_Problem to solve_. Determine how many lines contain the string "this", then reply with that figure only.

[Data entries]
__________

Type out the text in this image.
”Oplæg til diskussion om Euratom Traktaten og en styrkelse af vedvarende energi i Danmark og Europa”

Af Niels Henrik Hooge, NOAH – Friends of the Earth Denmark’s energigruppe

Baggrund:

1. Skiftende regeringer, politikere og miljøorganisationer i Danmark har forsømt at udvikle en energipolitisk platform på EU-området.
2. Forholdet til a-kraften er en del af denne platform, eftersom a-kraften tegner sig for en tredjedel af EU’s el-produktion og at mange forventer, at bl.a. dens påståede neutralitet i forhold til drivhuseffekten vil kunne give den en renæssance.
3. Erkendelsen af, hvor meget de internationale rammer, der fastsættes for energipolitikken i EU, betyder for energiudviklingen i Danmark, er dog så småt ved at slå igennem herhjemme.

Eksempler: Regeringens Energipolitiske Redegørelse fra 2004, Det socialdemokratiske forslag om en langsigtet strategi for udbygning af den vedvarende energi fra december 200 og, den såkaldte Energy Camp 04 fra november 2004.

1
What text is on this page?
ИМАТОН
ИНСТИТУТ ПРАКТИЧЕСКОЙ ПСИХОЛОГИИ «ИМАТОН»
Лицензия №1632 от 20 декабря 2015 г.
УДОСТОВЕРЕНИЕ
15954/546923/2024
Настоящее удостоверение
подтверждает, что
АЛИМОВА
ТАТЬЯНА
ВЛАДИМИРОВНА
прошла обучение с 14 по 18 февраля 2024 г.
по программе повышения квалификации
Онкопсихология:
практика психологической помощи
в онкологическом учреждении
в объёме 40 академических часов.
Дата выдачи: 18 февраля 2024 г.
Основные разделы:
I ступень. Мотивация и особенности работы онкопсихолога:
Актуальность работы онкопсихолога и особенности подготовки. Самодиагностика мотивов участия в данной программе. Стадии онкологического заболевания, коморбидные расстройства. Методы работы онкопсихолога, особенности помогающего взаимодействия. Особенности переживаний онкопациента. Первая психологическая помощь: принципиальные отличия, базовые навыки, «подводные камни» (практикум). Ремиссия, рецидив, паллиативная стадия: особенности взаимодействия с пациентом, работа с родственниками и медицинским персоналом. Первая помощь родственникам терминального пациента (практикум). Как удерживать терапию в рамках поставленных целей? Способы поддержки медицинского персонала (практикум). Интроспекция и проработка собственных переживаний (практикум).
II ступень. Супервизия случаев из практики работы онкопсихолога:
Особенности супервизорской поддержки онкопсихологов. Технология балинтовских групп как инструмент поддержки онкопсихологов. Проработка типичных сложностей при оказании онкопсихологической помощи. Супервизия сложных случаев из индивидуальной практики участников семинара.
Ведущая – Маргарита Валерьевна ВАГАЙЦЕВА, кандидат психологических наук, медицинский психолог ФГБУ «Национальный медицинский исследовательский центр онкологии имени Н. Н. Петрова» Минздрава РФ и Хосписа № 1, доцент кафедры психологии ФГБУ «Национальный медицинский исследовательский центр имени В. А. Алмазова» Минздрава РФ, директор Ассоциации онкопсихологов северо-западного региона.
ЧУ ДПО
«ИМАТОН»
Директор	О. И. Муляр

__________

_Full answer_. 2